• YOUR OBJECTIVE: Using the records below, locate all lines containing "page" and return them.

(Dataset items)
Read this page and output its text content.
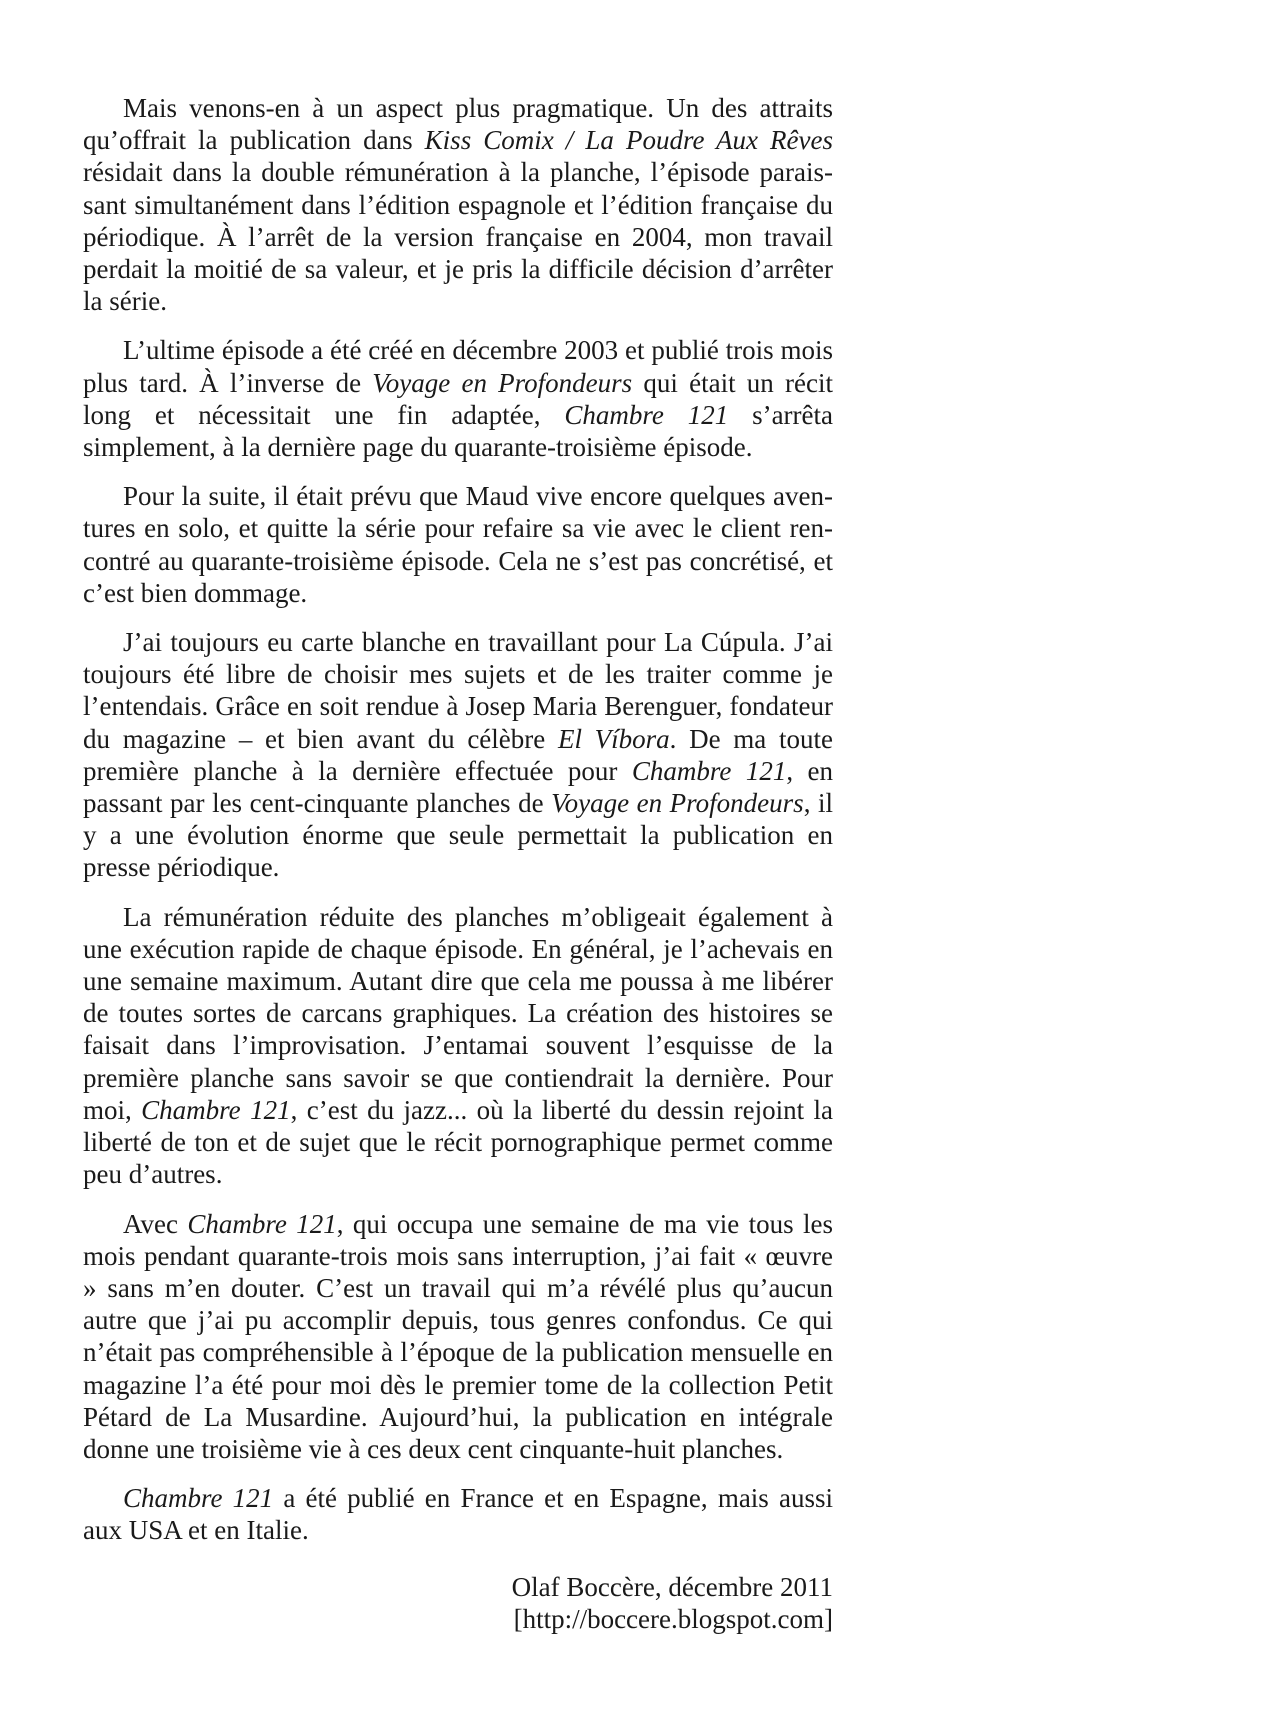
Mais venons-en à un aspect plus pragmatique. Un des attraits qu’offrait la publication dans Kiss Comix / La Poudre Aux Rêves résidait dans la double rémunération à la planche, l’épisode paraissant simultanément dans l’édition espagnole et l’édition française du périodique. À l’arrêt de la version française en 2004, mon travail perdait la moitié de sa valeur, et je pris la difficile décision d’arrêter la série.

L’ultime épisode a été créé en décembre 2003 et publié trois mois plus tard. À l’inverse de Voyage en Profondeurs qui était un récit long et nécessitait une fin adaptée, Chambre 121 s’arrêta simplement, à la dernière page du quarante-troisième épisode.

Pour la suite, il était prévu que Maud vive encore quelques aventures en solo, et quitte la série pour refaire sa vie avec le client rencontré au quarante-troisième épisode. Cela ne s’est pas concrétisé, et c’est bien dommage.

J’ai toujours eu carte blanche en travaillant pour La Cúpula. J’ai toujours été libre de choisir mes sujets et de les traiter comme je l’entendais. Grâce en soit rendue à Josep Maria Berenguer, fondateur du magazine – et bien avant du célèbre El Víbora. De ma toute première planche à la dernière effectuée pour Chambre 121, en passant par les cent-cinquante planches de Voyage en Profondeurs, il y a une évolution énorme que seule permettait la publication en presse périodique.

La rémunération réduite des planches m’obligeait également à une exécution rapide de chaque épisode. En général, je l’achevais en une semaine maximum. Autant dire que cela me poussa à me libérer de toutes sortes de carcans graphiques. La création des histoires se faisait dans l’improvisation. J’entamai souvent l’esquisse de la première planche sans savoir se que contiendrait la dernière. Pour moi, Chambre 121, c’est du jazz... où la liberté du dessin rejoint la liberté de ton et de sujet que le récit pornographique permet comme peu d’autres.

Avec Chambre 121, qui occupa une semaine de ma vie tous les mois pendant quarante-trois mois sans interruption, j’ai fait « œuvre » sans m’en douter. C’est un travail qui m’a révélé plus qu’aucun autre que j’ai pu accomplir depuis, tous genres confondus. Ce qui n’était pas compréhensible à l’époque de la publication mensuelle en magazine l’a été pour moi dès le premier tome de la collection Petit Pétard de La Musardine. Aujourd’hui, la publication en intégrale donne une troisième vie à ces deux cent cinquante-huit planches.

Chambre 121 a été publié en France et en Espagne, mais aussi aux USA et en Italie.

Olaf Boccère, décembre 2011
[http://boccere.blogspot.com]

• OUTPUT BELOW:
Read this page and output its text content.
L’ultime épisode a été créé en décembre 2003 et publié trois mois plus tard. À l’inverse de Voyage en Profondeurs qui était un récit long et nécessitait une fin adaptée, Chambre 121 s’arrêta simplement, à la dernière page du quarante-troisième épisode.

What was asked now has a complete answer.